**Short task:** The required output is a single number: how many lines of the material contain the string "activate".

═══ Dataset excerpts

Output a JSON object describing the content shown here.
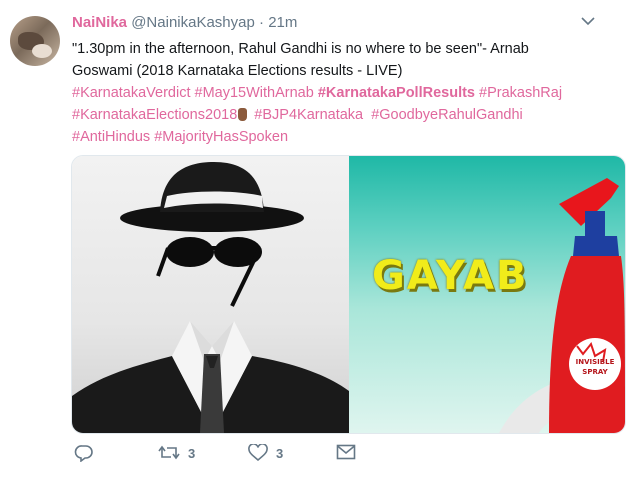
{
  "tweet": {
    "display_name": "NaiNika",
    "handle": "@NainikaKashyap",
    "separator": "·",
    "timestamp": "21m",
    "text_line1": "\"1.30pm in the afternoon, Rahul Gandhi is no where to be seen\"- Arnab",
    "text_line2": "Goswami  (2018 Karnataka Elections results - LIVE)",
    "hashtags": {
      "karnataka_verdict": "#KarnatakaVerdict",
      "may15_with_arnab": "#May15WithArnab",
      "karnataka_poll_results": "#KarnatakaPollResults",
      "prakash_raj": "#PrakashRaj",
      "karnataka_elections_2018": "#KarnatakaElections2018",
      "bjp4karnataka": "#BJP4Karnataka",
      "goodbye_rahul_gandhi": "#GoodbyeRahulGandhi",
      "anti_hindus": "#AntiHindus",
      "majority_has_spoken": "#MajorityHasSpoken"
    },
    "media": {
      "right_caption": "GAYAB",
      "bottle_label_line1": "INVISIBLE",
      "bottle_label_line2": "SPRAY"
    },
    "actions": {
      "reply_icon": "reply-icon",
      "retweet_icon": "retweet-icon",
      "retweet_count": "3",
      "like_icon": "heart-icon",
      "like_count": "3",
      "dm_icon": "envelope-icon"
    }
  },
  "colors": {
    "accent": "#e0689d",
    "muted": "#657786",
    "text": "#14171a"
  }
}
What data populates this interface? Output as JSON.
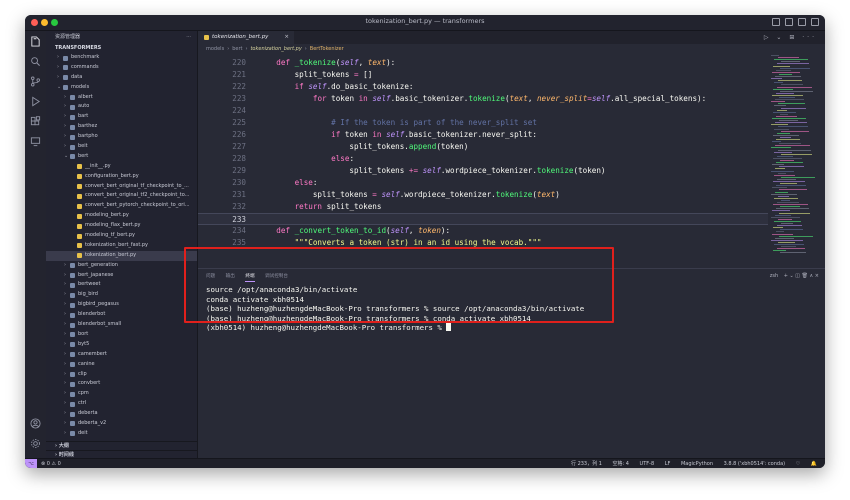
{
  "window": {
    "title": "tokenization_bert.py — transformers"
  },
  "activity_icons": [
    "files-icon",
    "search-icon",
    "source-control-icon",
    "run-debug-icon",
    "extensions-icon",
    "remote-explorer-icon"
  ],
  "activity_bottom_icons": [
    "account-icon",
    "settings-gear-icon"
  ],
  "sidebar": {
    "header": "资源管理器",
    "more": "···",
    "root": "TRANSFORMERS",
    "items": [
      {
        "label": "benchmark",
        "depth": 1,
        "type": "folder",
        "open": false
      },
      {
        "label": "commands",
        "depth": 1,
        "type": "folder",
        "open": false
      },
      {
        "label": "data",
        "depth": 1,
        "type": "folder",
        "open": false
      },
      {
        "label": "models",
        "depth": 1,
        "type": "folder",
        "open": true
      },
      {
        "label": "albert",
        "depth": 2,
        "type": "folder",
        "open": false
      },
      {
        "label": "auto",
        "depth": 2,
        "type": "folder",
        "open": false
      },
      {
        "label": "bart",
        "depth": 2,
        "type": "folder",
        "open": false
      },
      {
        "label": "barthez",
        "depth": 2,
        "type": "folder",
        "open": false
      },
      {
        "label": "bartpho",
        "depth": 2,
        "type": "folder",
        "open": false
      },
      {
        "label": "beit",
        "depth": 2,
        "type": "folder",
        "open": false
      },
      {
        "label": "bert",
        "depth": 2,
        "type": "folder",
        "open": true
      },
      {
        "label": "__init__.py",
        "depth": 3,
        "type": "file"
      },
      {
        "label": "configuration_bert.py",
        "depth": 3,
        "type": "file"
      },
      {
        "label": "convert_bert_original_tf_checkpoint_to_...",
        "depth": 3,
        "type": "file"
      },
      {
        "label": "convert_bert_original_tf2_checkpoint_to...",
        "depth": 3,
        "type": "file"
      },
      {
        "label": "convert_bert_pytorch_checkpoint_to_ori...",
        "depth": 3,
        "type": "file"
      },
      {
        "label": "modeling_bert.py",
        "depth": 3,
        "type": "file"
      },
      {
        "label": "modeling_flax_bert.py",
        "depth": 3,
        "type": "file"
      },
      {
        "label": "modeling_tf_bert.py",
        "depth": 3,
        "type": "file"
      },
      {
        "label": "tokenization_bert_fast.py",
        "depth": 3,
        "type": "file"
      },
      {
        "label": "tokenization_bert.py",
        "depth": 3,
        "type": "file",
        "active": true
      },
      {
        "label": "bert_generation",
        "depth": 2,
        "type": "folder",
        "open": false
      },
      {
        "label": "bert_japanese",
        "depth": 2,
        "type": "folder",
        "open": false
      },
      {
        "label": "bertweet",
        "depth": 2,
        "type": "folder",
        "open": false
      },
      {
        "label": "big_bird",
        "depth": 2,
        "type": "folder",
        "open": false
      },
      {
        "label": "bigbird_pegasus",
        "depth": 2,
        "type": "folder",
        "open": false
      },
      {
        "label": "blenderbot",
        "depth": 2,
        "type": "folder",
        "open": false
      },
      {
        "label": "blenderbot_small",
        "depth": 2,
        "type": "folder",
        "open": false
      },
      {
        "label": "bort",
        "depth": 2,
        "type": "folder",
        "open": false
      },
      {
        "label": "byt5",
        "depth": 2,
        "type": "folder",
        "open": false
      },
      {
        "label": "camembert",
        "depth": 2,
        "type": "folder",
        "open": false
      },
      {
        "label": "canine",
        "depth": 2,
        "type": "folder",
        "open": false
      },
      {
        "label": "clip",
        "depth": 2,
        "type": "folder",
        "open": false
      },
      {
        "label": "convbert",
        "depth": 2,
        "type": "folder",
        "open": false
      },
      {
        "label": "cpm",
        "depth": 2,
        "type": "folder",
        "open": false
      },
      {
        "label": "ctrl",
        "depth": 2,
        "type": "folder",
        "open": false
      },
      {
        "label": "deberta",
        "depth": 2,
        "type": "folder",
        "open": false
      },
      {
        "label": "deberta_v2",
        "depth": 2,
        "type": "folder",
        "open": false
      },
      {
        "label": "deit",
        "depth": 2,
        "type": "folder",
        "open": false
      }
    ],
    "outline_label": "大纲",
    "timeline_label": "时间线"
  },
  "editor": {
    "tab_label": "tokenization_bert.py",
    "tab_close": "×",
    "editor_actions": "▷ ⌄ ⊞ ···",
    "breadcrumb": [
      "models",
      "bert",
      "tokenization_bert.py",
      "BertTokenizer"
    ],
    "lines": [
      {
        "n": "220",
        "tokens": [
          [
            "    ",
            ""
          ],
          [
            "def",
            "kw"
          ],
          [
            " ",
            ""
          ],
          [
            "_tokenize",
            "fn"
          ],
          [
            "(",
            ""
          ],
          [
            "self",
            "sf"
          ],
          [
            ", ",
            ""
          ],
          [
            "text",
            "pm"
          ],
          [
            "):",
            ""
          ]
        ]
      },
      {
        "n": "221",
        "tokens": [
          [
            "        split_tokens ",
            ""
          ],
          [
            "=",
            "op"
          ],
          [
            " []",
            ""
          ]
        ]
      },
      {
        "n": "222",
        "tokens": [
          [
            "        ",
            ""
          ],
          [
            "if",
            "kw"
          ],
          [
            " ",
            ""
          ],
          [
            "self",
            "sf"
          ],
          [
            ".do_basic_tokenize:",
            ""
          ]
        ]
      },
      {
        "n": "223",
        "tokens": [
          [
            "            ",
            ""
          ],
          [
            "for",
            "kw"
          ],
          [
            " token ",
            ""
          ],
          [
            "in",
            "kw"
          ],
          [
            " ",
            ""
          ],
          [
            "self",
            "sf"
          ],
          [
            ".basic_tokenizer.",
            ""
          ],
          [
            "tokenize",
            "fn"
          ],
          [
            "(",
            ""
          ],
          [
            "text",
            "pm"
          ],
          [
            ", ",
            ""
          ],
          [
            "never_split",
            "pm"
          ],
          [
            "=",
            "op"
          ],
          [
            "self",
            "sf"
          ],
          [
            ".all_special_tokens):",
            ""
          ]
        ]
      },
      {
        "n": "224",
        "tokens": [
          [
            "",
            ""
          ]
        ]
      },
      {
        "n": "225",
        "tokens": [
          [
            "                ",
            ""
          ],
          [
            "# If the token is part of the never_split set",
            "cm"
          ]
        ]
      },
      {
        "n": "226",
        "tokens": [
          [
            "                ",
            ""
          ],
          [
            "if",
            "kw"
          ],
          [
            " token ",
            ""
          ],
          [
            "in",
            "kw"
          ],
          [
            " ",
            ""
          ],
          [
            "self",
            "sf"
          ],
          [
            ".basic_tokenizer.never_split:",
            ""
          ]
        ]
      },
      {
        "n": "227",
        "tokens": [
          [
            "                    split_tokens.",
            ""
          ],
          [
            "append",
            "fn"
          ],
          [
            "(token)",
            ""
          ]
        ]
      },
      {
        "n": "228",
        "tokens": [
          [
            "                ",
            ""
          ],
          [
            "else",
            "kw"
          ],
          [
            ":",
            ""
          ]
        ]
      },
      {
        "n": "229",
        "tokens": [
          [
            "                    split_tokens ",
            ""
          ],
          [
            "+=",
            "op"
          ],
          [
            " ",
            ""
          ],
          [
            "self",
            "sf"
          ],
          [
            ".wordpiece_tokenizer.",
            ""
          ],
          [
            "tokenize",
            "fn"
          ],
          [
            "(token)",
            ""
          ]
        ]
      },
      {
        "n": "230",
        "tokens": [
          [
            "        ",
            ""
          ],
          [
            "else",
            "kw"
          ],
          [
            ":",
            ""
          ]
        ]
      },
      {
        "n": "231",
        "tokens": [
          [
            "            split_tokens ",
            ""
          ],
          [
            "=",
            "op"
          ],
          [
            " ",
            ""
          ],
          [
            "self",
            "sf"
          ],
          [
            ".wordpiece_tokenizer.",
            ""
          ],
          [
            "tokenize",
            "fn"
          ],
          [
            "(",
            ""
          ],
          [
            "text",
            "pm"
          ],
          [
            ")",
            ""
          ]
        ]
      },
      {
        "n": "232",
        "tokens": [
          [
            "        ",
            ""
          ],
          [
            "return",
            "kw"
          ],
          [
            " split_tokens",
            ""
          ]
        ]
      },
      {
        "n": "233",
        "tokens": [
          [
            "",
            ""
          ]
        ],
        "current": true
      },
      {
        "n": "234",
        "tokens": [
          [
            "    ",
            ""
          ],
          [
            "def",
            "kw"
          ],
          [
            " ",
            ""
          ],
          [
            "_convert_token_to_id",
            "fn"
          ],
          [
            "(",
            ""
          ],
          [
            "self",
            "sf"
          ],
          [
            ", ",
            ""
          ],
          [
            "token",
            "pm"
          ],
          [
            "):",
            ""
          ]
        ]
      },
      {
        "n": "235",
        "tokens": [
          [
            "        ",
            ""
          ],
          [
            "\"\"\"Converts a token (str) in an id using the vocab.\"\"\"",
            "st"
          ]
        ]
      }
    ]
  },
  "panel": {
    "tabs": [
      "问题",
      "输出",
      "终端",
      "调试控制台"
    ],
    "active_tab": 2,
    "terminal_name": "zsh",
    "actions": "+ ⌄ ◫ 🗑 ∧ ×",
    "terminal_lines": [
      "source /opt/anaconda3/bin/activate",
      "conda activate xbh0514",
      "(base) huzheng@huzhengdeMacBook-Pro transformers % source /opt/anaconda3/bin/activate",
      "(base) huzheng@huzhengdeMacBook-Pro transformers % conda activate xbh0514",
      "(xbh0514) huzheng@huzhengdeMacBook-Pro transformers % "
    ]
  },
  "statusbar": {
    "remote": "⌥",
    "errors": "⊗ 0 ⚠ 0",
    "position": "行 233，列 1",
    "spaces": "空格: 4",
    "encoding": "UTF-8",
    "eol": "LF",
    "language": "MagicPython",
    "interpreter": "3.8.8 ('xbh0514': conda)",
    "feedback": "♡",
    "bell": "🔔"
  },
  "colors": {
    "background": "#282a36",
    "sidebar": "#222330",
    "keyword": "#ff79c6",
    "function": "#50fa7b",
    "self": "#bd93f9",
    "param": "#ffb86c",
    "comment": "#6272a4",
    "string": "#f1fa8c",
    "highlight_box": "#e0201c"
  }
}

══════

**The reply:** 4